YOUR OBJECTIVE ▸
Reproduce all the material exactly, minus any pictures it holds.
§ §
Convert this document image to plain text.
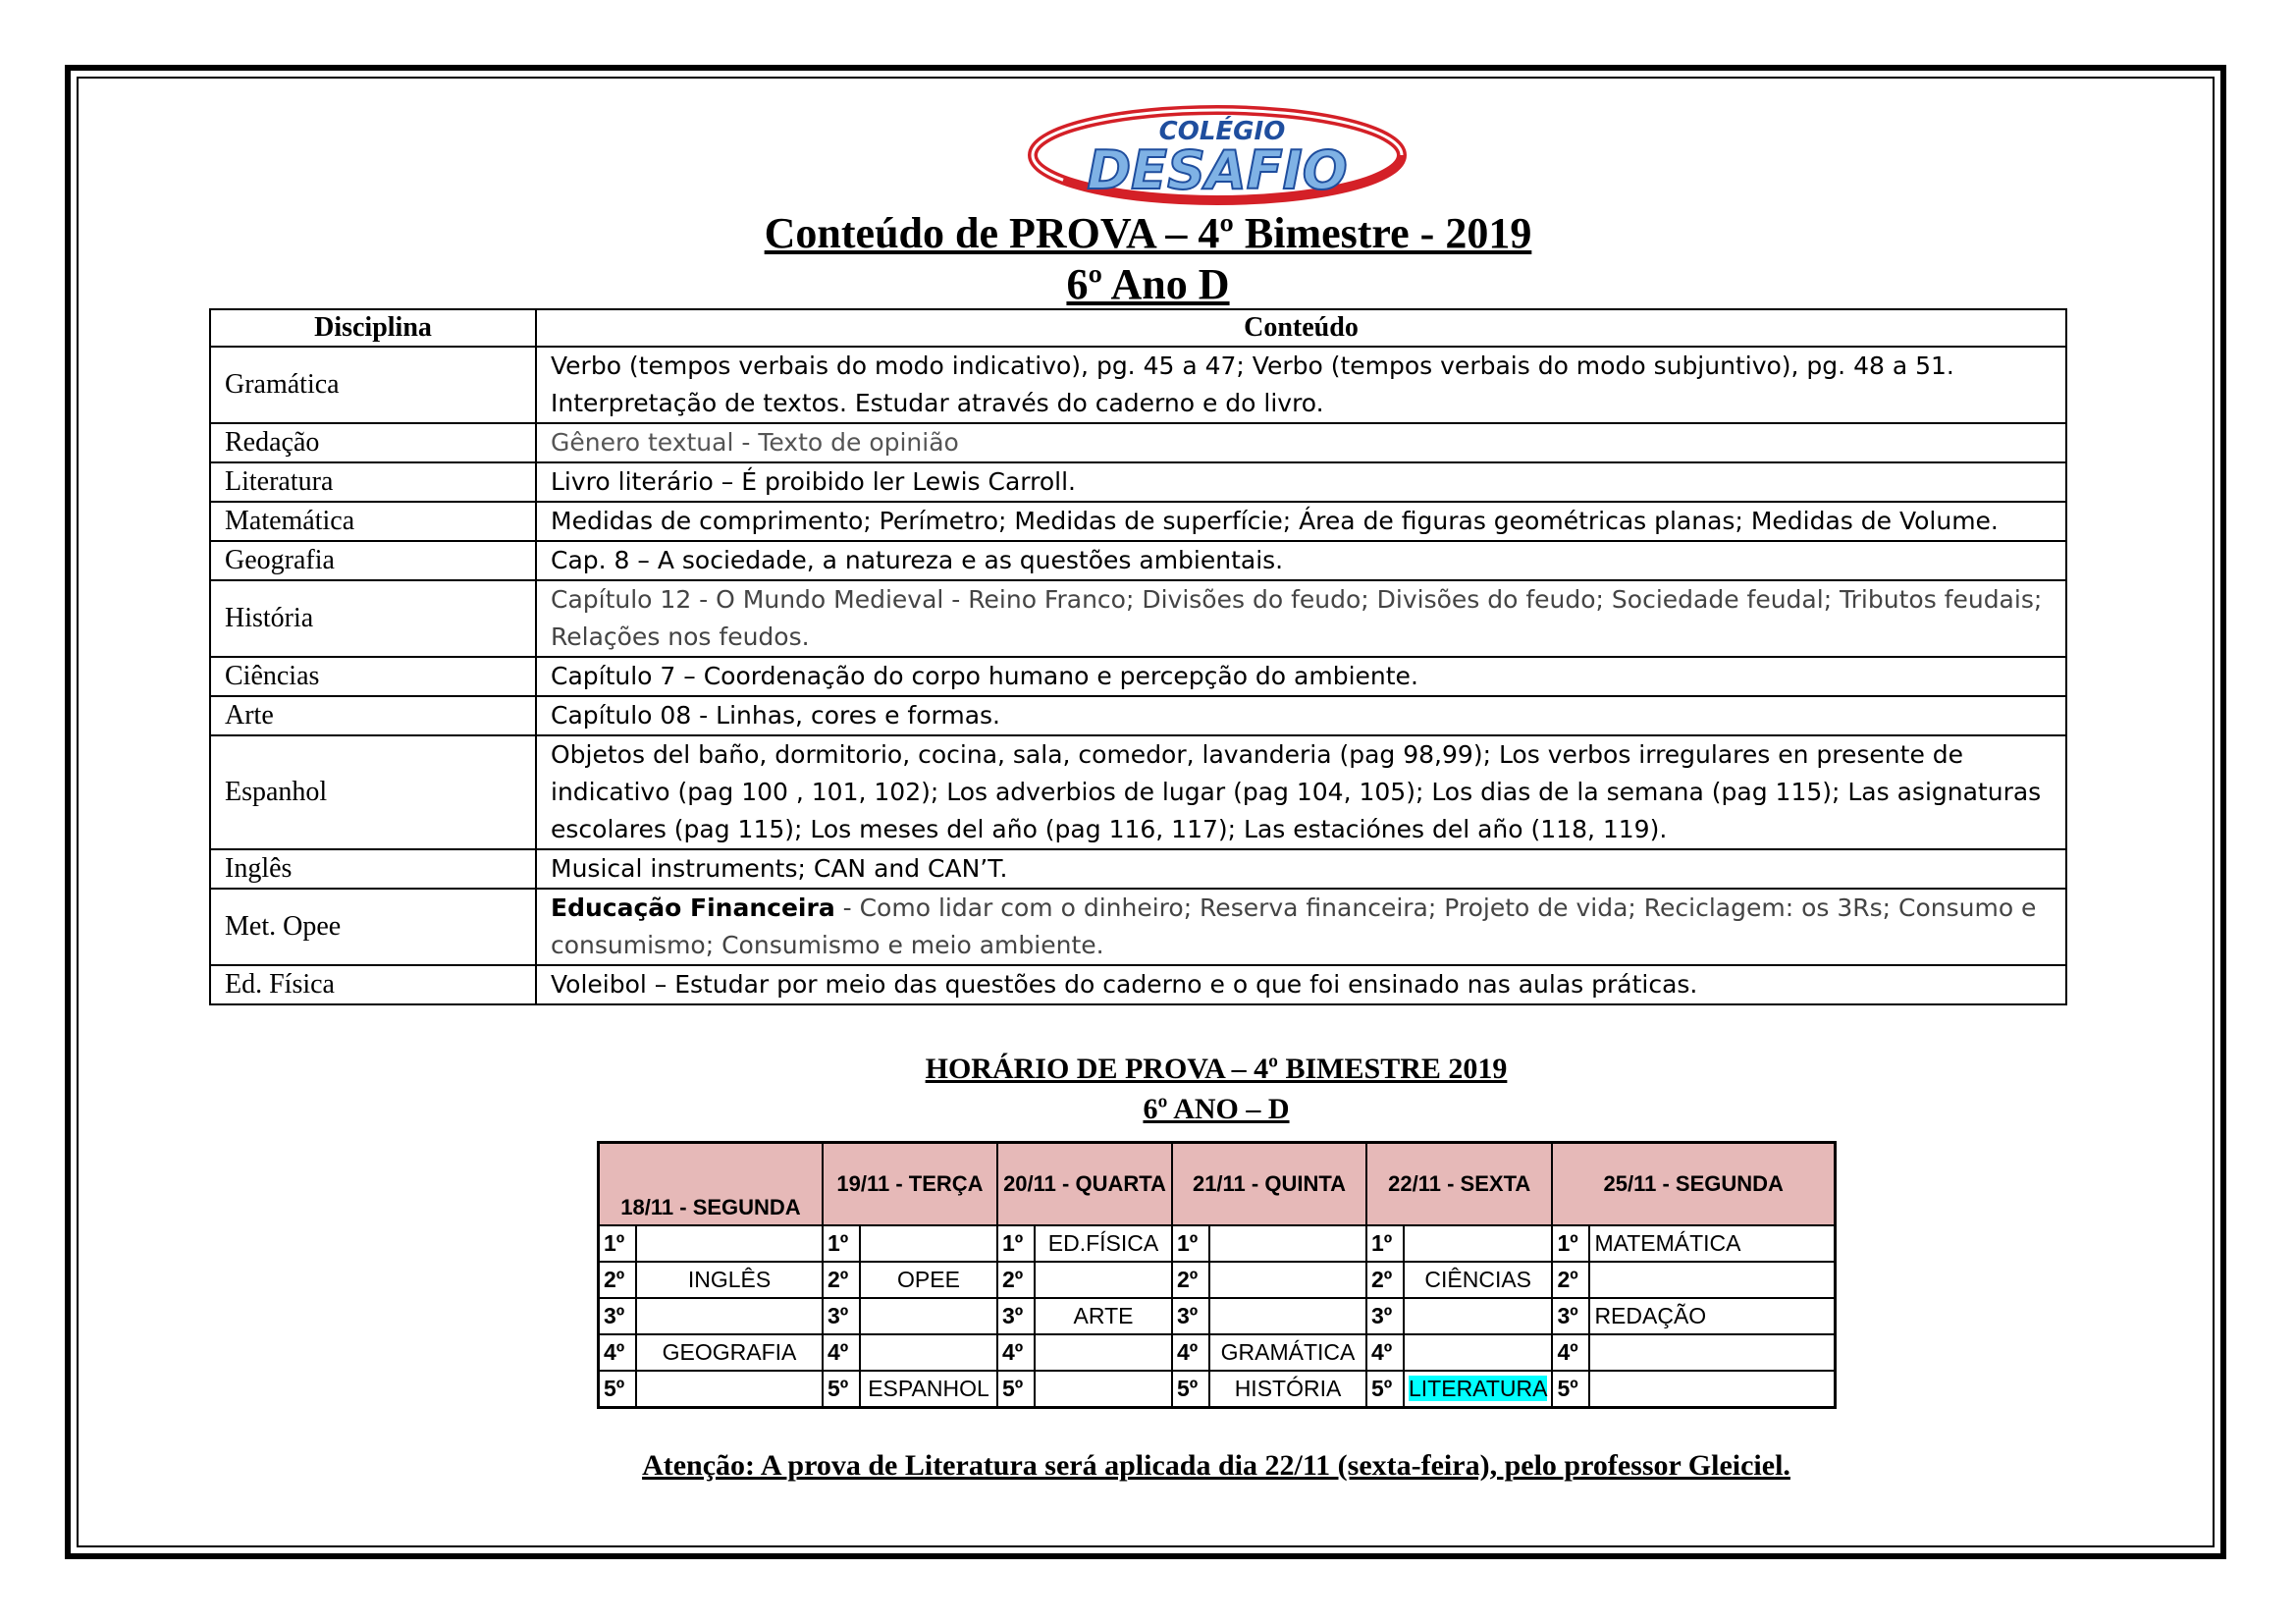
COLÉGIO
DESAFIO
Conteúdo de PROVA – 4º Bimestre - 2019
6º Ano D
Disciplina	Conteúdo
Gramática	Verbo (tempos verbais do modo indicativo), pg. 45 a 47; Verbo (tempos verbais do modo subjuntivo), pg. 48 a 51. Interpretação de textos. Estudar através do caderno e do livro.
Redação	Gênero textual - Texto de opinião
Literatura	Livro literário – É proibido ler Lewis Carroll.
Matemática	Medidas de comprimento; Perímetro; Medidas de superfície; Área de figuras geométricas planas; Medidas de Volume.
Geografia	Cap. 8 – A sociedade, a natureza e as questões ambientais.
História	Capítulo 12 - O Mundo Medieval - Reino Franco; Divisões do feudo; Divisões do feudo; Sociedade feudal; Tributos feudais; Relações nos feudos.
Ciências	Capítulo 7 – Coordenação do corpo humano e percepção do ambiente.
Arte	Capítulo 08 - Linhas, cores e formas.
Espanhol	Objetos del baño, dormitorio, cocina, sala, comedor, lavanderia (pag 98,99); Los verbos irregulares en presente de indicativo (pag 100 , 101, 102); Los adverbios de lugar (pag 104, 105); Los dias de la semana (pag 115); Las asignaturas escolares (pag 115); Los meses del año (pag 116, 117); Las estaciónes del año (118, 119).
Inglês	Musical instruments; CAN and CAN’T.
Met. Opee	Educação Financeira - Como lidar com o dinheiro; Reserva financeira; Projeto de vida; Reciclagem: os 3Rs; Consumo e consumismo; Consumismo e meio ambiente.
Ed. Física	Voleibol – Estudar por meio das questões do caderno e o que foi ensinado nas aulas práticas.
HORÁRIO DE PROVA – 4º BIMESTRE 2019
6º ANO – D
18/11 - SEGUNDA		19/11 - TERÇA		20/11 - QUARTA		21/11 - QUINTA		22/11 - SEXTA		25/11 - SEGUNDA	
1º		1º		1º	ED.FÍSICA	1º		1º		1º	MATEMÁTICA
2º	INGLÊS	2º	OPEE	2º		2º		2º	CIÊNCIAS	2º	
3º		3º		3º	ARTE	3º		3º		3º	REDAÇÃO
4º	GEOGRAFIA	4º		4º		4º	GRAMÁTICA	4º		4º	
5º		5º	ESPANHOL	5º		5º	HISTÓRIA	5º	LITERATURA	5º	
Atenção: A prova de Literatura será aplicada dia 22/11 (sexta-feira), pelo professor Gleiciel.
§ §
SOLUTION TO THE PROBLEM ▸
Convert this document image to plain text.
COLÉGIO
DESAFIO
Conteúdo de PROVA – 4º Bimestre - 2019
6º Ano D
Disciplina	Conteúdo
Gramática	Verbo (tempos verbais do modo indicativo), pg. 45 a 47; Verbo (tempos verbais do modo subjuntivo), pg. 48 a 51. Interpretação de textos. Estudar através do caderno e do livro.
Redação	Gênero textual - Texto de opinião
Literatura	Livro literário – É proibido ler Lewis Carroll.
Matemática	Medidas de comprimento; Perímetro; Medidas de superfície; Área de figuras geométricas planas; Medidas de Volume.
Geografia	Cap. 8 – A sociedade, a natureza e as questões ambientais.
História	Capítulo 12 - O Mundo Medieval - Reino Franco; Divisões do feudo; Divisões do feudo; Sociedade feudal; Tributos feudais; Relações nos feudos.
Ciências	Capítulo 7 – Coordenação do corpo humano e percepção do ambiente.
Arte	Capítulo 08 - Linhas, cores e formas.
Espanhol	Objetos del baño, dormitorio, cocina, sala, comedor, lavanderia (pag 98,99); Los verbos irregulares en presente de indicativo (pag 100 , 101, 102); Los adverbios de lugar (pag 104, 105); Los dias de la semana (pag 115); Las asignaturas escolares (pag 115); Los meses del año (pag 116, 117); Las estaciónes del año (118, 119).
Inglês	Musical instruments; CAN and CAN’T.
Met. Opee	Educação Financeira - Como lidar com o dinheiro; Reserva financeira; Projeto de vida; Reciclagem: os 3Rs; Consumo e consumismo; Consumismo e meio ambiente.
Ed. Física	Voleibol – Estudar por meio das questões do caderno e o que foi ensinado nas aulas práticas.
HORÁRIO DE PROVA – 4º BIMESTRE 2019
6º ANO – D
18/11 - SEGUNDA		19/11 - TERÇA		20/11 - QUARTA		21/11 - QUINTA		22/11 - SEXTA		25/11 - SEGUNDA	
1º		1º		1º	ED.FÍSICA	1º		1º		1º	MATEMÁTICA
2º	INGLÊS	2º	OPEE	2º		2º		2º	CIÊNCIAS	2º	
3º		3º		3º	ARTE	3º		3º		3º	REDAÇÃO
4º	GEOGRAFIA	4º		4º		4º	GRAMÁTICA	4º		4º	
5º		5º	ESPANHOL	5º		5º	HISTÓRIA	5º	LITERATURA	5º	
Atenção: A prova de Literatura será aplicada dia 22/11 (sexta-feira), pelo professor Gleiciel.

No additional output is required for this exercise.